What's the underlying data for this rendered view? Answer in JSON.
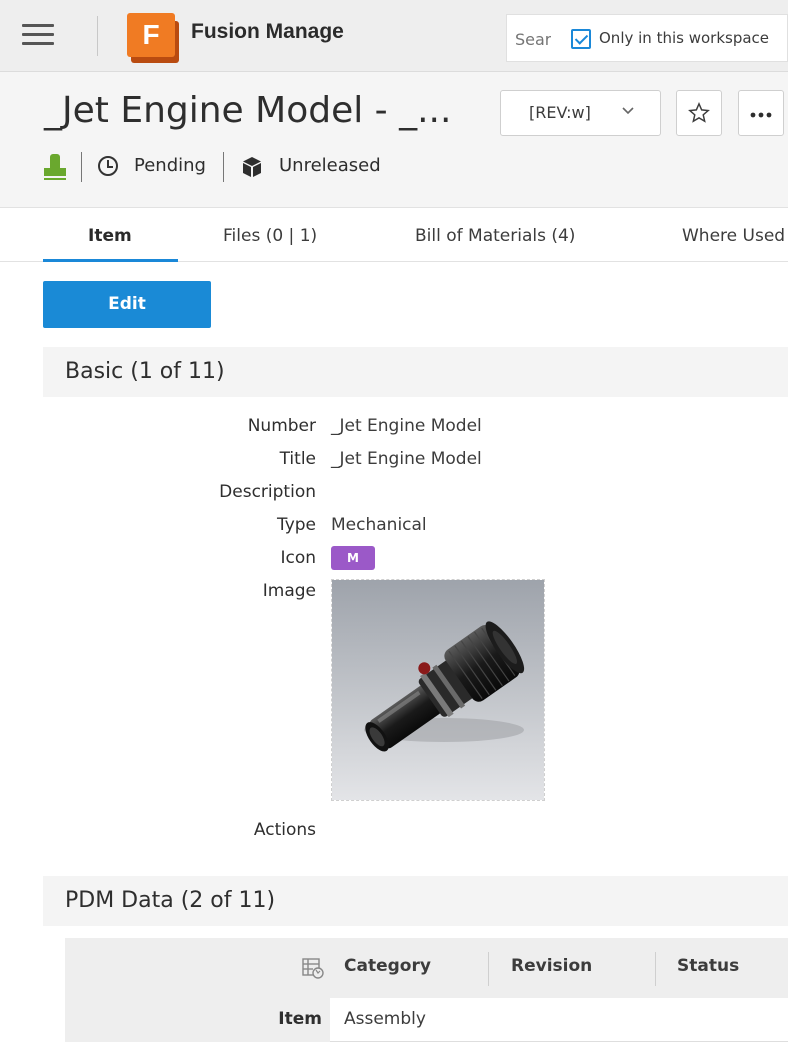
{
  "app": {
    "name": "Fusion Manage",
    "logo_letter": "F"
  },
  "topbar": {
    "search_placeholder": "Search",
    "scope_checkbox_label": "Only in this workspace",
    "scope_checked": true
  },
  "header": {
    "title": "_Jet Engine Model - _...",
    "revision": "[REV:w]",
    "status": "Pending",
    "release_state": "Unreleased"
  },
  "tabs": [
    {
      "label": "Item",
      "active": true
    },
    {
      "label": "Files (0 | 1)",
      "active": false
    },
    {
      "label": "Bill of Materials (4)",
      "active": false
    },
    {
      "label": "Where Used",
      "active": false
    }
  ],
  "actions": {
    "edit_label": "Edit"
  },
  "sections": {
    "basic": {
      "title": "Basic (1 of 11)",
      "fields": {
        "number": {
          "label": "Number",
          "value": "_Jet Engine Model"
        },
        "title": {
          "label": "Title",
          "value": "_Jet Engine Model"
        },
        "description": {
          "label": "Description",
          "value": ""
        },
        "type": {
          "label": "Type",
          "value": "Mechanical"
        },
        "icon": {
          "label": "Icon",
          "value": "M",
          "color": "#9b59c8"
        },
        "image": {
          "label": "Image"
        },
        "actions": {
          "label": "Actions"
        }
      }
    },
    "pdm": {
      "title": "PDM Data (2 of 11)",
      "columns": [
        "Category",
        "Revision",
        "Status"
      ],
      "rows": [
        {
          "label": "Item",
          "category": "Assembly",
          "revision": "",
          "status": ""
        }
      ]
    }
  },
  "colors": {
    "accent": "#1a8ad6",
    "brand_orange": "#f07b23",
    "lifecycle_green": "#6aa82e"
  }
}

-*-

**Stated exercise:**
Do not include images; quote all of the entries above exactly.

**In response:**
What's the underlying data for this rendered view? Answer in JSON.
{
  "app": {
    "name": "Fusion Manage",
    "logo_letter": "F"
  },
  "topbar": {
    "search_placeholder": "Search",
    "scope_checkbox_label": "Only in this workspace",
    "scope_checked": true
  },
  "header": {
    "title": "_Jet Engine Model - _...",
    "revision": "[REV:w]",
    "status": "Pending",
    "release_state": "Unreleased"
  },
  "tabs": [
    {
      "label": "Item",
      "active": true
    },
    {
      "label": "Files (0 | 1)",
      "active": false
    },
    {
      "label": "Bill of Materials (4)",
      "active": false
    },
    {
      "label": "Where Used",
      "active": false
    }
  ],
  "actions": {
    "edit_label": "Edit"
  },
  "sections": {
    "basic": {
      "title": "Basic (1 of 11)",
      "fields": {
        "number": {
          "label": "Number",
          "value": "_Jet Engine Model"
        },
        "title": {
          "label": "Title",
          "value": "_Jet Engine Model"
        },
        "description": {
          "label": "Description",
          "value": ""
        },
        "type": {
          "label": "Type",
          "value": "Mechanical"
        },
        "icon": {
          "label": "Icon",
          "value": "M",
          "color": "#9b59c8"
        },
        "image": {
          "label": "Image"
        },
        "actions": {
          "label": "Actions"
        }
      }
    },
    "pdm": {
      "title": "PDM Data (2 of 11)",
      "columns": [
        "Category",
        "Revision",
        "Status"
      ],
      "rows": [
        {
          "label": "Item",
          "category": "Assembly",
          "revision": "",
          "status": ""
        }
      ]
    }
  },
  "colors": {
    "accent": "#1a8ad6",
    "brand_orange": "#f07b23",
    "lifecycle_green": "#6aa82e"
  }
}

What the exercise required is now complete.